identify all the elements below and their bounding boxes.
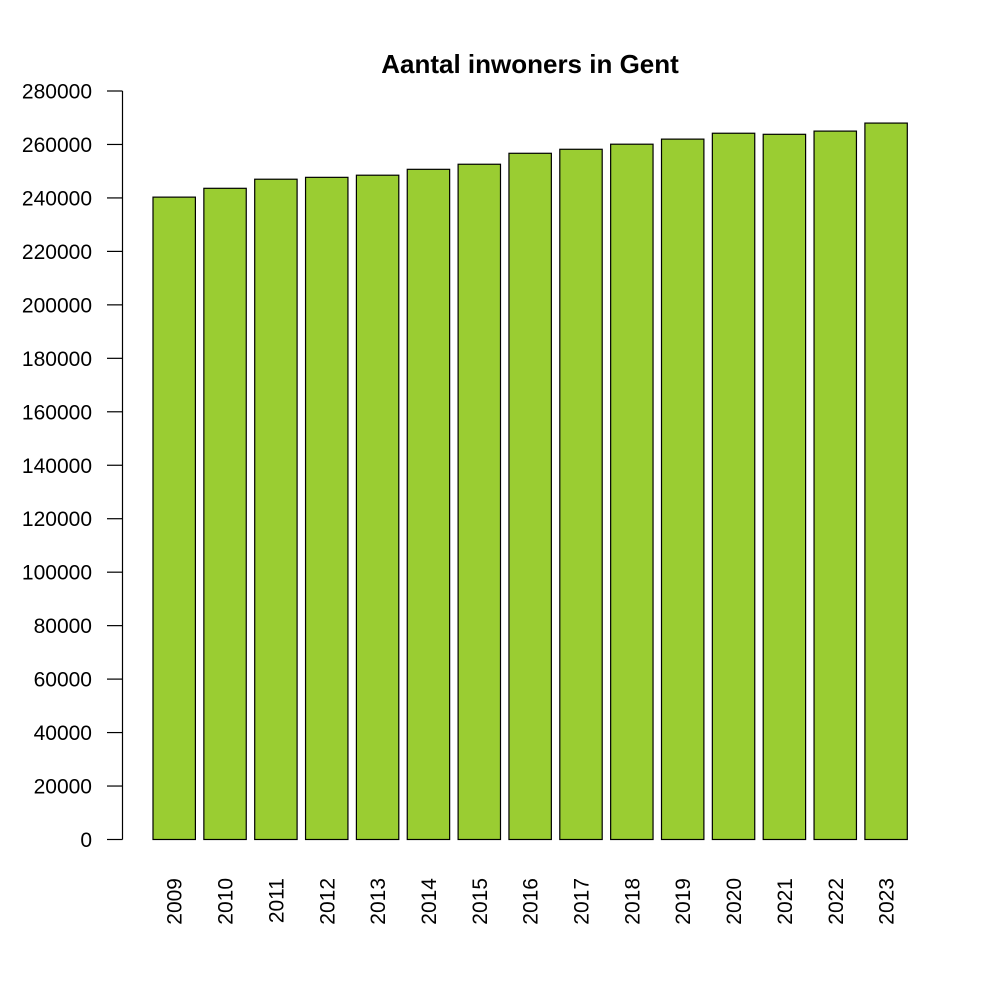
bar-2013 (355, 174, 400, 841)
x-tick-label: 2023 (876, 878, 899, 925)
x-tick-label: 2013 (367, 878, 390, 925)
y-tick-label: 240000 (22, 187, 92, 210)
y-tick-label: 180000 (22, 348, 92, 371)
y-tick-label: 120000 (22, 508, 92, 531)
y-tick-label: 80000 (34, 615, 92, 638)
bar-2010 (203, 187, 247, 841)
x-tick-label: 2019 (672, 878, 695, 925)
bar-2021 (762, 133, 807, 841)
bar-2023 (864, 122, 908, 841)
bar-2015 (457, 163, 502, 841)
chart-title: Aantal inwoners in Gent (381, 49, 679, 79)
x-tick-label: 2015 (469, 878, 492, 925)
y-tick-label: 200000 (22, 294, 92, 317)
y-tick-label: 40000 (34, 722, 92, 745)
y-tick-label: 160000 (22, 401, 92, 424)
x-tick-label: 2014 (418, 878, 441, 925)
y-tick-label: 140000 (22, 455, 92, 478)
bar-2016 (508, 152, 552, 841)
bar-2019 (660, 138, 705, 841)
x-tick-label: 2021 (774, 878, 797, 925)
y-tick-label: 20000 (34, 776, 92, 799)
y-axis: 0 20000 40000 60000 80000 100000 120000 140000 1… (22, 81, 124, 852)
y-tick-label: 220000 (22, 241, 92, 264)
bar-2017 (559, 148, 603, 841)
bars (152, 122, 908, 841)
y-tick-label: 0 (80, 829, 92, 852)
x-axis-labels: 2009 2010 2011 2012 2013 2014 2015 2016 2017 2018… (164, 878, 899, 925)
y-tick-label: 280000 (22, 81, 92, 104)
x-tick-label: 2020 (723, 878, 746, 925)
x-tick-label: 2022 (825, 878, 848, 925)
y-tick-label: 260000 (22, 134, 92, 157)
bar-2020 (711, 132, 756, 841)
x-tick-label: 2016 (520, 878, 543, 925)
y-tick-label: 100000 (22, 562, 92, 585)
x-tick-label: 2011 (265, 878, 288, 923)
x-tick-label: 2012 (316, 878, 339, 925)
bar-2009 (152, 196, 197, 841)
y-tick-label: 60000 (34, 669, 92, 692)
x-tick-label: 2009 (164, 878, 187, 925)
bar-2022 (813, 130, 858, 841)
bar-2012 (304, 176, 349, 841)
bar-2011 (254, 178, 298, 841)
bar-2018 (610, 143, 654, 841)
bar-2014 (406, 168, 451, 841)
x-tick-label: 2017 (571, 878, 594, 925)
x-tick-label: 2010 (215, 878, 238, 925)
x-tick-label: 2018 (621, 878, 644, 925)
──────────
- **WHAT IS REQUIRED**
Copy the lines of the listing above word for word, starting at the line that contains "bar-2013 (355, 174, 400, 841)" and ending at the line that contains "y-tick-label: 80000 (34, 615, 92, 638)", with both of those lines included.

- **PROBLEM SOLUTION**
bar-2013 (355, 174, 400, 841)
x-tick-label: 2023 (876, 878, 899, 925)
x-tick-label: 2013 (367, 878, 390, 925)
y-tick-label: 240000 (22, 187, 92, 210)
y-tick-label: 180000 (22, 348, 92, 371)
y-tick-label: 120000 (22, 508, 92, 531)
y-tick-label: 80000 (34, 615, 92, 638)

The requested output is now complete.